=== Reading passage ===

Scammers are turning more and more to fraudulent text messaging rather than spam phone calls when stealing from Americans.
The number of spam texts in August 2021 is estimated to have been 20 percent higher than spam telephone calls during the month.Read More »
The predicted monetary losses to Americans in 2021 as a result of fraudulent text messages is put at $101 million, an 18 percent increase on the losses that were suffered in 2020.
Overcoming new technology
Part of the reason for the upsurge in text scams during August 2021 was that spammers are finding workarounds for a new technology framework rolled out in June to reduce spam telephone calls, RoboKiller’s report says.
The new framework, called STIR/SHAKEN, is designed to cut back on illegal spoofing of telephone numbers and robocalls that are fraudulent. Robocallers use caller ID spoofing in order to hide their identity.
As a result, a growing number of scammers are turning to texting, which many are finding to be an effective method of reaching Americans with their fraudulent messages.
Many of the scammers are taking advantage of people feeling vulnerable as a result of the COVID-19 pandemic, according to spam blocking companies.
During August 2021 scammers regularly sent spam texts relating to the virus, the RoboKiller report says. The texts related to unemployment as a result of the pandemic as well as the swift surge of the Delta variant of the virus.
Use of the virus for scam messages and robocalls has been around since the pandemic began. Six in every 10 Americans received scam texts or scam phone calls relating to the virus over the year to March 2021, according to a Harris Poll conducted for Truecaller, which provides services that include spam protection.
Made to look real
Many of the text messages from scammers are made to look as though they are from major companies. They might, for example, contain a phony invoice from the company. You become concerned because you cannot recall making any such purchase and you want to check it out using links in the message. Should you click on the message and answer questions on it, information on you, such as log-in details, is obtained, leading to potential fraudulent activity.
Other messages might be disguised to look as though they are from a bank or service provider, warns Patrick Webre, chief of the Consumer and Governmental Affairs Bureau at the Federal Communications Commission. The aim is to obtain more financial or personal information from you so that they may steal from you.
In other cases, the scammer might direct you to telephone a number to obtain more information or resolve a problem, Webre adds. The telephone number is that of the scammer.
A popular scam that is harder for people to recognize involves tracking a package, says Alvaro Puig, Consumer Education Specialist at the Federal Trade Commission.
A text message from a scammer contains a fake tracking code as well as a link that offers to update your preferences for delivery, Puig explains. When you click on the link you are taken to an unrelated website where an attempt is made to obtain your personal or financial information.
The top text scams across the United States during August 2021, according to RoboKiller, were:
• Amazon, UPS and other delivery scams—1.8 billion (24.13 percent of total text spams);
• COVID-19— 404 million (5.29 percent of the total)
• Bank scams—214 million (2.8 percent of the total)
States most affected
The states that received the most spam texts, according to RoboKiller, are:
• Texas — 910.4 million (38 per person)
• New York — 652 million (40 per person)
• California — 912 million (28 per person)
• Florida — 417.9 million (24 per person)

=== Listed records ===

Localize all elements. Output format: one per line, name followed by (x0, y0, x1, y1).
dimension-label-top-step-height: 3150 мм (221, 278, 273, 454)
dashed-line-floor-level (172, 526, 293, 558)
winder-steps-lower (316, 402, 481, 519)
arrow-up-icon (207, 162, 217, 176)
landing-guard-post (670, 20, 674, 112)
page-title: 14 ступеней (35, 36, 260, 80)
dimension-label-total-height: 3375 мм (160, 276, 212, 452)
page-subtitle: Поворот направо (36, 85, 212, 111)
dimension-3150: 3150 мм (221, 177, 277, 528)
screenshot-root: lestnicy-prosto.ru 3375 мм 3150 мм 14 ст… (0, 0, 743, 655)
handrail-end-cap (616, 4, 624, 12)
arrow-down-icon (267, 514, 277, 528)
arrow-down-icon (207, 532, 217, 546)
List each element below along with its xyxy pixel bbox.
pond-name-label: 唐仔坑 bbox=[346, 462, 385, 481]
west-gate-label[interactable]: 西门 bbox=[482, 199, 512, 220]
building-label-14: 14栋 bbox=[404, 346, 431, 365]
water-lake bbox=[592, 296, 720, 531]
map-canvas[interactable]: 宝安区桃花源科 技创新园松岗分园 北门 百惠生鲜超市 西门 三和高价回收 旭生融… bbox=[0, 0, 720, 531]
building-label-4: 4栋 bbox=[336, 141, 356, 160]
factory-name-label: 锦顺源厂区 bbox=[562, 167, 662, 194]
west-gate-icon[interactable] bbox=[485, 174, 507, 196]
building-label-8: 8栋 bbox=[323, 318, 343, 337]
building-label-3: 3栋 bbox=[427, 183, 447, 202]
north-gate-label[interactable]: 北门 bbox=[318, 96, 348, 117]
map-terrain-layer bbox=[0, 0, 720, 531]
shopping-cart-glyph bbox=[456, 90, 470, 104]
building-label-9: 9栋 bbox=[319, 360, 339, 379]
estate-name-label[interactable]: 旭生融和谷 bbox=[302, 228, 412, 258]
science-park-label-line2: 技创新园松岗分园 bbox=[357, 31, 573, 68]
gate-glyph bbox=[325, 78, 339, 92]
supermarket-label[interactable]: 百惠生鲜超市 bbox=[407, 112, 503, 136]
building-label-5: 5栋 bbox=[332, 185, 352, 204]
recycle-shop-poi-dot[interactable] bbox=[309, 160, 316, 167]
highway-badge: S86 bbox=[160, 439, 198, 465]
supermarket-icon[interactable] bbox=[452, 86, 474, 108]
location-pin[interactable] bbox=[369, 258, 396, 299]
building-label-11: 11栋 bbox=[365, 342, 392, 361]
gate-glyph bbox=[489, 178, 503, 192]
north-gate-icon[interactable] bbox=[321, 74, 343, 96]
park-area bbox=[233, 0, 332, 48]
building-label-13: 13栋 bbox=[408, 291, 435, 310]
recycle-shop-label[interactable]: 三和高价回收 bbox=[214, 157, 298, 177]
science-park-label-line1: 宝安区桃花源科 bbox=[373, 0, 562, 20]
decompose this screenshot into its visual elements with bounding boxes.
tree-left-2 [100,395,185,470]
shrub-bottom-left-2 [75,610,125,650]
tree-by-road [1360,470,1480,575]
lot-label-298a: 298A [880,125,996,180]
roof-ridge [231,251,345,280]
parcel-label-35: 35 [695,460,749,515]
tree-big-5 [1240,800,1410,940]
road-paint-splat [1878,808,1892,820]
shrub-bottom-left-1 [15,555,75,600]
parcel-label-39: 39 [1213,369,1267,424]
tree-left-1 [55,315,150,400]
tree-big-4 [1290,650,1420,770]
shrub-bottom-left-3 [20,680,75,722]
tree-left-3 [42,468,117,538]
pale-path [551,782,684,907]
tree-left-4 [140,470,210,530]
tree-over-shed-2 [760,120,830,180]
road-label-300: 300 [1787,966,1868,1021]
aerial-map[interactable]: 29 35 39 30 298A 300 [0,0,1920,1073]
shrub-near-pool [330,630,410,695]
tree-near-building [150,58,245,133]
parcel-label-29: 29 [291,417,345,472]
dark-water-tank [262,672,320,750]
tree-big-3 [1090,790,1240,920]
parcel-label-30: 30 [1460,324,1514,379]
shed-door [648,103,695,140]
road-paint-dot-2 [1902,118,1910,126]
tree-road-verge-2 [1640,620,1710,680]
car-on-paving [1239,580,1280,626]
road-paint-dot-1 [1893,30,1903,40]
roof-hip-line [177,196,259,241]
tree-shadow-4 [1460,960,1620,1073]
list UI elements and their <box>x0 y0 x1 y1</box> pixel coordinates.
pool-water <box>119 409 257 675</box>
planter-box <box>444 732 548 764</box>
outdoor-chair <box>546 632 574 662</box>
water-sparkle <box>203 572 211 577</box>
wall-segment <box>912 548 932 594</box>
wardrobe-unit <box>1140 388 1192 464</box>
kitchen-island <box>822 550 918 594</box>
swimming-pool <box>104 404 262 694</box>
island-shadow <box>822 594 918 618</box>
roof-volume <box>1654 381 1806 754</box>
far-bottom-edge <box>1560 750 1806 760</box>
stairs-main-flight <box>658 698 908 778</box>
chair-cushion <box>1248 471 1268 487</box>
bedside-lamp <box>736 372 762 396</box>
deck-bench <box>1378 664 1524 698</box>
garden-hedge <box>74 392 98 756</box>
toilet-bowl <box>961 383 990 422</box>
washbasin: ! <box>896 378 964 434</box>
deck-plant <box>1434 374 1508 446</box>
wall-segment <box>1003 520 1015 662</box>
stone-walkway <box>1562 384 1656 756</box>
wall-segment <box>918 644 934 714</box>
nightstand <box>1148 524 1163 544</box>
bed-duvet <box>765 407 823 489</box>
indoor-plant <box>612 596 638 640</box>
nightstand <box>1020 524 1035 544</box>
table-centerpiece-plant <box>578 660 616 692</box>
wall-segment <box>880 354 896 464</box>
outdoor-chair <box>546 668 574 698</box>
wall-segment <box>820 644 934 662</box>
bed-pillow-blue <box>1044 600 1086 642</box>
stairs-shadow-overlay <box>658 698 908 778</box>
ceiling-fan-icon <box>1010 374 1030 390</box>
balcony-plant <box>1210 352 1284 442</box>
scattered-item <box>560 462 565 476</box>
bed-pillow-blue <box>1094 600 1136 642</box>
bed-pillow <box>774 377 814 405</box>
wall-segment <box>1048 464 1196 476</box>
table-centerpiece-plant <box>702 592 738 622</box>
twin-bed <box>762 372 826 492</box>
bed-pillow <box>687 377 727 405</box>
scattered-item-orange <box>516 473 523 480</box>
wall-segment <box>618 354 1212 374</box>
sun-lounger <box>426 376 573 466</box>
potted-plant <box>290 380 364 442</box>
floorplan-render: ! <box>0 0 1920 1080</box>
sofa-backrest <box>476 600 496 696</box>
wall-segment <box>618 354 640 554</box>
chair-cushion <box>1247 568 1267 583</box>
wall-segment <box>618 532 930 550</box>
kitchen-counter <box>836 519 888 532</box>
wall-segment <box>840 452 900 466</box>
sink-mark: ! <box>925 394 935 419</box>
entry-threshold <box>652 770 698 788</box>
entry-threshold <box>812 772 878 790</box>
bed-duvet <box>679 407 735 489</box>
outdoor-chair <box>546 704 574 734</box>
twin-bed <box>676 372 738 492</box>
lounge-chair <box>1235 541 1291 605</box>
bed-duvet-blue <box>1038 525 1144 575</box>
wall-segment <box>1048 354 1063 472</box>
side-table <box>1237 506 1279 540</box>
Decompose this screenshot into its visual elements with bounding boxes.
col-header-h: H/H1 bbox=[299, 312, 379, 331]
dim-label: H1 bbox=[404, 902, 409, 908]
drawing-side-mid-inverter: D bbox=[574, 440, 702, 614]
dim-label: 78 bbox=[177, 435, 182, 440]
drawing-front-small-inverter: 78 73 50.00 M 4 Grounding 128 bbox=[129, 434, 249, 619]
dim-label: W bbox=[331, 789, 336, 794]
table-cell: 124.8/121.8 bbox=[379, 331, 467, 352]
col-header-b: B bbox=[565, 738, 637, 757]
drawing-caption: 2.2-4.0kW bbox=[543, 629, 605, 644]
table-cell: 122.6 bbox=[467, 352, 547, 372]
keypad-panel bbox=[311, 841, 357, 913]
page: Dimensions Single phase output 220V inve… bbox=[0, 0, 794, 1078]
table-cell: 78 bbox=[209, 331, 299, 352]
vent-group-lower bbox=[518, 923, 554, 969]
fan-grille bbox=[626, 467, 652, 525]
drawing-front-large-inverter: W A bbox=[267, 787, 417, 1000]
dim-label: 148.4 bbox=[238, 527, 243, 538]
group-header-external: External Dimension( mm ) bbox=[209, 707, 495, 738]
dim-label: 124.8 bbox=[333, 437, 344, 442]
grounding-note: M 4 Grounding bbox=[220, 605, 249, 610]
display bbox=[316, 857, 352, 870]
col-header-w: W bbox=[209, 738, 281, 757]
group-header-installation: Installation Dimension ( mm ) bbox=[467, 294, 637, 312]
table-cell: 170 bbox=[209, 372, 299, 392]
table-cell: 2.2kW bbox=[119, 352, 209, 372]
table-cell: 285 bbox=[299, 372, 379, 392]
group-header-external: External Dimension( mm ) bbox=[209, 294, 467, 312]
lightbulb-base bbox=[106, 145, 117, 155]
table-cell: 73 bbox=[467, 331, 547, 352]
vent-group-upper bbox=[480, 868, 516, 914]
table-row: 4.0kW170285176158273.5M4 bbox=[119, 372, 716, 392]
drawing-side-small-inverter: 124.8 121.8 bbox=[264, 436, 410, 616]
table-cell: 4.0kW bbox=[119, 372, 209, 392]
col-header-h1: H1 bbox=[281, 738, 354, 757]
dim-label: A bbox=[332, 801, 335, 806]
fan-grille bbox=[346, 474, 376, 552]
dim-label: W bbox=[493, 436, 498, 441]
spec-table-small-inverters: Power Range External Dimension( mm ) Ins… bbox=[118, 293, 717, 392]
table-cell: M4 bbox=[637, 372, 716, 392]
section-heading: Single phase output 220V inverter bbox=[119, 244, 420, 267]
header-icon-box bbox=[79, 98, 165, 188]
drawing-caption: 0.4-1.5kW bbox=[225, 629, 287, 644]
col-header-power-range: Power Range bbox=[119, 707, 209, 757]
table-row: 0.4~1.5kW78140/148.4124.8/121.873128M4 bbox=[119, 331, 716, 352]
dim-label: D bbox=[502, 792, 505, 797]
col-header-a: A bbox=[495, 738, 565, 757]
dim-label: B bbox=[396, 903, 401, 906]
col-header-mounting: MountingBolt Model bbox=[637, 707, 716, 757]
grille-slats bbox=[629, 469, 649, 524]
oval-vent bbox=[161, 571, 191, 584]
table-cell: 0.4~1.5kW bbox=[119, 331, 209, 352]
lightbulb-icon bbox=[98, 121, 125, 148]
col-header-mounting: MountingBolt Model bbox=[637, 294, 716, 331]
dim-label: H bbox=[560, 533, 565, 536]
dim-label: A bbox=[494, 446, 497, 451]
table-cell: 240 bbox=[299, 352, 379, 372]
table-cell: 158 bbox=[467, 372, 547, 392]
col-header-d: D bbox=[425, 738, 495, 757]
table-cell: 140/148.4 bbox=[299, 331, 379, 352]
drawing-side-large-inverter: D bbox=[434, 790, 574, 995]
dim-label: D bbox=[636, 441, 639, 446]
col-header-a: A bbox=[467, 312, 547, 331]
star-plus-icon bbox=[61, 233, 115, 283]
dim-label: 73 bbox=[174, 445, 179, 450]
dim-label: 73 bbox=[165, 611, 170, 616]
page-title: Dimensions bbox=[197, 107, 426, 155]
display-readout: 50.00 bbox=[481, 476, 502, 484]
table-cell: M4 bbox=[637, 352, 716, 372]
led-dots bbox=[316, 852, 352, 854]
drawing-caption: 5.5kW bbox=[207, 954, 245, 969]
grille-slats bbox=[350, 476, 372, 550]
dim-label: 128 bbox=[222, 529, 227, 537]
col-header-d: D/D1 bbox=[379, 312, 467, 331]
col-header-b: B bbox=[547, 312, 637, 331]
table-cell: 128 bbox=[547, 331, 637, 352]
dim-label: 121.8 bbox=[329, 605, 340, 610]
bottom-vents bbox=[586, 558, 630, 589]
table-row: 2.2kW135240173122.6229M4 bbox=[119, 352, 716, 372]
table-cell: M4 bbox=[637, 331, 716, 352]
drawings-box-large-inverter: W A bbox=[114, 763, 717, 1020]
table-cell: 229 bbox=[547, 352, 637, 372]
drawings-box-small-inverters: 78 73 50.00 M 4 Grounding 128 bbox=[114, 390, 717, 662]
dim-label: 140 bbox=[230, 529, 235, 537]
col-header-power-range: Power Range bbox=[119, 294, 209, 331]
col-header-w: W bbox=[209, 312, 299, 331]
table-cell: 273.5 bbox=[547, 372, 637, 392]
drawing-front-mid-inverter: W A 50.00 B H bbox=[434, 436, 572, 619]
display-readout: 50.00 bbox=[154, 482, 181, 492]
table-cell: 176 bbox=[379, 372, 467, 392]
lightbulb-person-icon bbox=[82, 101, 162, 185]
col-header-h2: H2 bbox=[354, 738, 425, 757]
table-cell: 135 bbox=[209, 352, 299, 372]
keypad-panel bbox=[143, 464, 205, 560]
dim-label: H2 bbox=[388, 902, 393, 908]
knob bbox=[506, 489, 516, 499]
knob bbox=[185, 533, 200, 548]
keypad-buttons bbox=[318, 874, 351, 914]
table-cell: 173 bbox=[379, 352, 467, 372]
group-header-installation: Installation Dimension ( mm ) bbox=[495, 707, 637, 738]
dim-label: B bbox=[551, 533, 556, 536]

===

_Tasks to carry out_
(a) Answer these questions about the article on text-message scams.
(i) What are Americans' predicted monetary losses from fraudulent text messages in 2021?
(ii) What is the name of the framework rolled out in June to reduce spam telephone calls?
(iii) Which state received 652 million spam texts, according to RoboKiller?
(b) Transcribe everything in the article on text-message scams from "The predicted monetary" down to "their fraudulent messages.".

_Solutions to the problems_
(a)
(i) $101 million
(ii) STIR/SHAKEN
(iii) New York

(b)
The predicted monetary losses to Americans in 2021 as a result of fraudulent text messages is put at $101 million, an 18 percent increase on the losses that were suffered in 2020.
Overcoming new technology
Part of the reason for the upsurge in text scams during August 2021 was that spammers are finding workarounds for a new technology framework rolled out in June to reduce spam telephone calls, RoboKiller’s report says.
The new framework, called STIR/SHAKEN, is designed to cut back on illegal spoofing of telephone numbers and robocalls that are fraudulent. Robocallers use caller ID spoofing in order to hide their identity.
As a result, a growing number of scammers are turning to texting, which many are finding to be an effective method of reaching Americans with their fraudulent messages.